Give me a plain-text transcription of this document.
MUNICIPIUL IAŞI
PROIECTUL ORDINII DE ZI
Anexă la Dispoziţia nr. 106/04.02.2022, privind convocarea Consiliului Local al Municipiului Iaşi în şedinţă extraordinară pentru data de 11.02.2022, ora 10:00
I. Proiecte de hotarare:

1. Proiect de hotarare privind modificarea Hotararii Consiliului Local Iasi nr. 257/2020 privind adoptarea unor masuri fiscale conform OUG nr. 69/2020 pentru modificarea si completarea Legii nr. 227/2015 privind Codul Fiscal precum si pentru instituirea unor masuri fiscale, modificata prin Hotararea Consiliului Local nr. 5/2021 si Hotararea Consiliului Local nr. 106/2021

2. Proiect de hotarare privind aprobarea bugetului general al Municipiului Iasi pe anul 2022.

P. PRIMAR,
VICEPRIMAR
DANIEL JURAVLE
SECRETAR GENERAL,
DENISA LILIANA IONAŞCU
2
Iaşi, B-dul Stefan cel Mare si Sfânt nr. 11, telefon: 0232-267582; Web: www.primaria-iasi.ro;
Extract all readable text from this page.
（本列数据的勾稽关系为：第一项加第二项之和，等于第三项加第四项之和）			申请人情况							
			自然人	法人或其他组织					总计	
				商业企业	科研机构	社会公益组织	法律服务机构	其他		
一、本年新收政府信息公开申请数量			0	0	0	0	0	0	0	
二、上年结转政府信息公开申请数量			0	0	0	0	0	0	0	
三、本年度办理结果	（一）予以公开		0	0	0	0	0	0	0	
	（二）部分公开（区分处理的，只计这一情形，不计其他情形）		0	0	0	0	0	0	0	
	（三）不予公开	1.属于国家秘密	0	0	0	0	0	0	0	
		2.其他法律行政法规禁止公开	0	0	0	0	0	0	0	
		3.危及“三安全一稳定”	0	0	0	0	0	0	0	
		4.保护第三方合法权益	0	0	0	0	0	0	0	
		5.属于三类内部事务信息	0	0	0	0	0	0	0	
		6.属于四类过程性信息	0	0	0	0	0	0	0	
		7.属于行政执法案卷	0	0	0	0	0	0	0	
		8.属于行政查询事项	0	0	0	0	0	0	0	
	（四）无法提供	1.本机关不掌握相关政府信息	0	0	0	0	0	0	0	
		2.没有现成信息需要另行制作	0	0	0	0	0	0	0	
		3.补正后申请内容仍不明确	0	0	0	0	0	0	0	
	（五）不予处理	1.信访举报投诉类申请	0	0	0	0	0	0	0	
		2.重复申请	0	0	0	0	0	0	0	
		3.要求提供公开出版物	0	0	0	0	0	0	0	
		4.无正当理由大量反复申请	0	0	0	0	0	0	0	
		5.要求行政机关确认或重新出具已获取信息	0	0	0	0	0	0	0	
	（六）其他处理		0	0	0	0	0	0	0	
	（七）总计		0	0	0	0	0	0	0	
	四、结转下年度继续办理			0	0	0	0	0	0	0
--------------------
**Your instructions:**
Write out every entry verbatim.

**Answer below:**
Give me a plain-text transcription of this document.
MUNICIPIUL IAŞI
PROIECTUL ORDINII DE ZI
Anexă la Dispoziţia nr. 106/04.02.2022, privind convocarea Consiliului Local al Municipiului Iaşi în şedinţă extraordinară pentru data de 11.02.2022, ora 10:00
I. Proiecte de hotarare:

1. Proiect de hotarare privind modificarea Hotararii Consiliului Local Iasi nr. 257/2020 privind adoptarea unor masuri fiscale conform OUG nr. 69/2020 pentru modificarea si completarea Legii nr. 227/2015 privind Codul Fiscal precum si pentru instituirea unor masuri fiscale, modificata prin Hotararea Consiliului Local nr. 5/2021 si Hotararea Consiliului Local nr. 106/2021

2. Proiect de hotarare privind aprobarea bugetului general al Municipiului Iasi pe anul 2022.

P. PRIMAR,
VICEPRIMAR
DANIEL JURAVLE
SECRETAR GENERAL,
DENISA LILIANA IONAŞCU
2
Iaşi, B-dul Stefan cel Mare si Sfânt nr. 11, telefon: 0232-267582; Web: www.primaria-iasi.ro;
Extract all readable text from this page.
（本列数据的勾稽关系为：第一项加第二项之和，等于第三项加第四项之和）			申请人情况							
			自然人	法人或其他组织					总计	
				商业企业	科研机构	社会公益组织	法律服务机构	其他		
一、本年新收政府信息公开申请数量			0	0	0	0	0	0	0	
二、上年结转政府信息公开申请数量			0	0	0	0	0	0	0	
三、本年度办理结果	（一）予以公开		0	0	0	0	0	0	0	
	（二）部分公开（区分处理的，只计这一情形，不计其他情形）		0	0	0	0	0	0	0	
	（三）不予公开	1.属于国家秘密	0	0	0	0	0	0	0	
		2.其他法律行政法规禁止公开	0	0	0	0	0	0	0	
		3.危及“三安全一稳定”	0	0	0	0	0	0	0	
		4.保护第三方合法权益	0	0	0	0	0	0	0	
		5.属于三类内部事务信息	0	0	0	0	0	0	0	
		6.属于四类过程性信息	0	0	0	0	0	0	0	
		7.属于行政执法案卷	0	0	0	0	0	0	0	
		8.属于行政查询事项	0	0	0	0	0	0	0	
	（四）无法提供	1.本机关不掌握相关政府信息	0	0	0	0	0	0	0	
		2.没有现成信息需要另行制作	0	0	0	0	0	0	0	
		3.补正后申请内容仍不明确	0	0	0	0	0	0	0	
	（五）不予处理	1.信访举报投诉类申请	0	0	0	0	0	0	0	
		2.重复申请	0	0	0	0	0	0	0	
		3.要求提供公开出版物	0	0	0	0	0	0	0	
		4.无正当理由大量反复申请	0	0	0	0	0	0	0	
		5.要求行政机关确认或重新出具已获取信息	0	0	0	0	0	0	0	
	（六）其他处理		0	0	0	0	0	0	0	
	（七）总计		0	0	0	0	0	0	0	
	四、结转下年度继续办理			0	0	0	0	0	0	0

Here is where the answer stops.